Your instructions: Please edit the excerpt on TriTeal's strategy below by rewriting the passage starting at "TriTeal's objective is" and ending at "and Internet/intranet-based Solutions.", changing "objective" to "goal" each time it appears.

++++ Document excerpt

THE TRITEAL STRATEGY

    TriTeal's objective is to establish its desktop system software as the de
facto standard operating environment in the enterprise client/server market. To
achieve this objective, the Company has adopted the following core strategies:

    Continue to Evolve Client/Server and Internet/intranet-based Solutions.
TriTeal's strategy is to build products that address enterprise fragmentation
issues by providing a homogeneous environment for client/server, personal
productivity and network computer applications. The Company has an ongoing
development program to continue to enhance the TED product and to develop
follow-on products that can be sold into the TED installed base. To date,
TriTeal has developed several follow-on products, which are either sold or
bundled with the current release of TED, including NTED, WINTED, LOCALTED,
TEDSECURE, TEDVISION and TEDFAX. In addition, the Company is developing
Java-based products based on its recently introduced SoftNC technology,
including SoftNC desktops for network computers, PCs and workstations.

    Commitment to Open Systems Technologies and Standards. The Company believes
that open systems are important to enterprise customers that have made
substantial investments in standards-based legacy systems applications. TriTeal
intends to continue to develop and deliver products that adhere to published
specifications and accepted industry standards and to create new products and
technologies that can then be branded as compliant with industry standards. The
Company also plans to continue its active membership with organizations that
determine industry standards, such as The Open Group (formerly the Open Software
Foundation) and World Wide Web Consortium.

    Penetrate Global Markets Vertically. The Company's strategy is to penetrate
vertical markets with targeted sales teams that can respond to the particular
needs of these markets. These markets include, among others, financial services,
government, telecommunications and oil and gas. Where appropriate, the Company
develops specialized product features and functions to address special needs of
vertical markets. These features and functions can then be generalized by
incorporating them into other TriTeal products for sale in other market
segments.

++++++++
++++ Recorded information

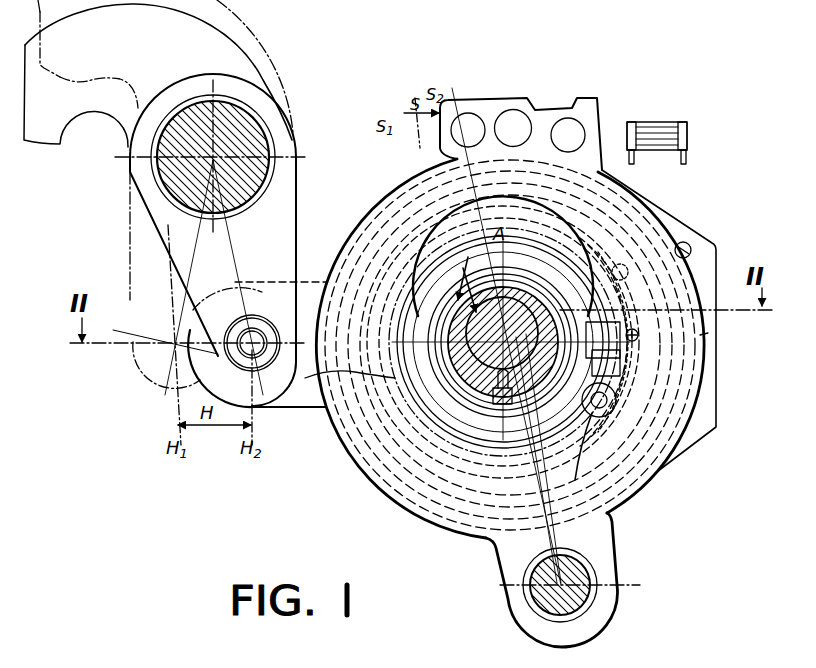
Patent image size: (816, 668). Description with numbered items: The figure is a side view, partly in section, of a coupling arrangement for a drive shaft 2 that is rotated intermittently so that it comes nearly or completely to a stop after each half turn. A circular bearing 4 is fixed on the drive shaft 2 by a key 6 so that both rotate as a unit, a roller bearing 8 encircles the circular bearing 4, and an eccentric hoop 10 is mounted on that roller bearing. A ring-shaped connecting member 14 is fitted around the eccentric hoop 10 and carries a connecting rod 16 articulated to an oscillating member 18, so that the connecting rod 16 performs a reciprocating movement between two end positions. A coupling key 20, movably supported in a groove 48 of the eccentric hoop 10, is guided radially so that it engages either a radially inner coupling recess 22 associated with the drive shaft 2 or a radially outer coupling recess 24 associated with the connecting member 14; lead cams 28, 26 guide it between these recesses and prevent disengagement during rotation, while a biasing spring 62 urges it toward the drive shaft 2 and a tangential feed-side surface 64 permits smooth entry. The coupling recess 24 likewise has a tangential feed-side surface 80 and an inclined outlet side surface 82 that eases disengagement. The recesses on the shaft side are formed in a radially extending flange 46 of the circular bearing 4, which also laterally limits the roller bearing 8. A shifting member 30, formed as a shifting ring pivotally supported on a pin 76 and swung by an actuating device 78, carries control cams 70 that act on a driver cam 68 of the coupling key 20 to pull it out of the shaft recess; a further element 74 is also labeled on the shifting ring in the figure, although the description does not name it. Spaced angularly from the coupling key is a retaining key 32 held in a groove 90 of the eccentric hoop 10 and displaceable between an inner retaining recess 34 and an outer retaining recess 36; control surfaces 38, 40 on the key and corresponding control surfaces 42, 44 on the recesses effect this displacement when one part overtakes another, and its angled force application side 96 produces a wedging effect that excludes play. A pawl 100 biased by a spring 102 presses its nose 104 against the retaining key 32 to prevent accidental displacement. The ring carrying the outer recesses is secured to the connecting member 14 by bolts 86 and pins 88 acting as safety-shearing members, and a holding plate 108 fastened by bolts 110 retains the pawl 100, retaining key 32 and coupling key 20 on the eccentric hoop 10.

The drive shaft 2 is at (467, 267).
The circular bearing 4 is at (459, 279).
The key 6 is at (497, 386).
The roller bearing 8 is at (372, 437).
The eccentric hoop 10 is at (458, 432).
The connecting member 14 is at (334, 437).
The connecting rod 16 is at (298, 404).
The oscillating member 18 is at (297, 194).
The coupling key 20 is at (600, 228).
The coupling recess 22 is at (567, 294).
The coupling recess 24 is at (721, 292).
The lead cam 26 is at (628, 213).
The lead cam 28 is at (533, 260).
The shifting member 30 is at (388, 188).
The retaining key 32 is at (605, 363).
The retaining recess 34 is at (503, 342).
The retaining recess 36 is at (682, 415).
The control surface 38 is at (586, 406).
The control surface 40 is at (700, 375).
The control surface 42 is at (548, 418).
The control surface 44 is at (692, 395).
The radially extending flange 46 is at (481, 424).
The groove 48 is at (510, 342).
The biasing spring 62 is at (713, 268).
The feed-side surface 64 is at (562, 278).
The driver cam 68 is at (736, 312).
The control cams 70 is at (700, 335).
The disc 74 is at (702, 355).
The pin 76 is at (542, 595).
The actuating device 78 is at (657, 124).
The feed-side surface 80 is at (392, 338).
The outlet side surface 82 is at (406, 392).
The bolts 86 is at (685, 242).
The pins 88 is at (663, 474).
The groove 90 is at (612, 339).
The force application side 96 is at (716, 427).
The pawl 100 is at (575, 479).
The spring 102 is at (708, 468).
The nose 104 is at (717, 447).
The holding plate 108 is at (665, 463).
The bolts 110 is at (647, 506).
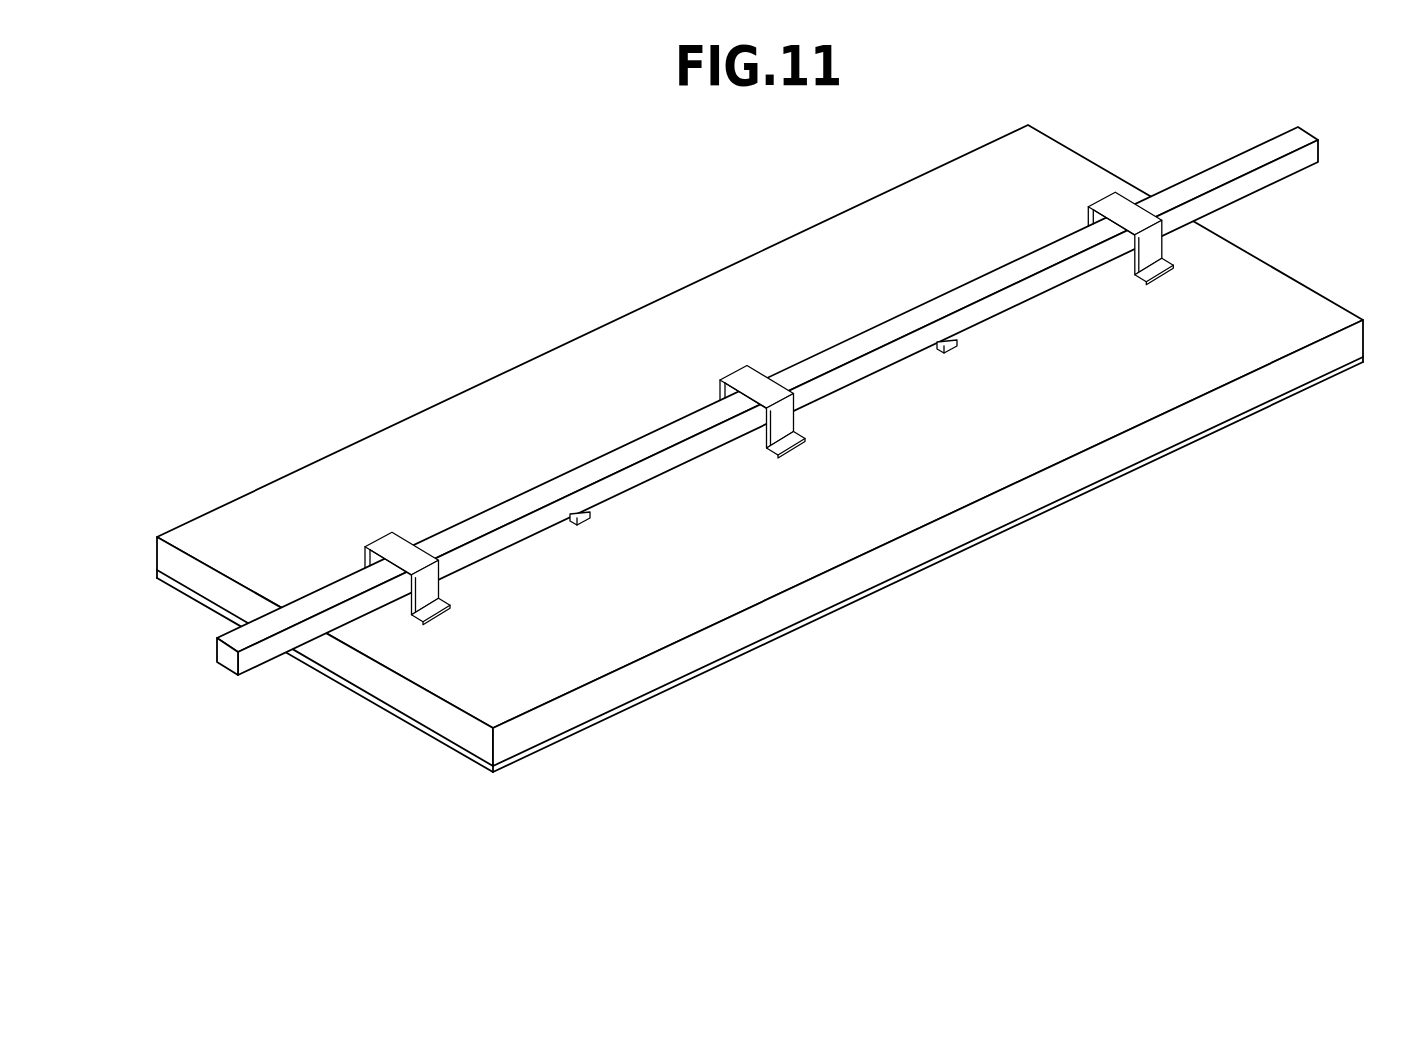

++++++++

Correct output:
TriTeal's goal is to establish its desktop system software as the de
facto standard operating environment in the enterprise client/server market. To
achieve this goal, the Company has adopted the following core strategies:

    Continue to Evolve Client/Server and Internet/intranet-based Solutions.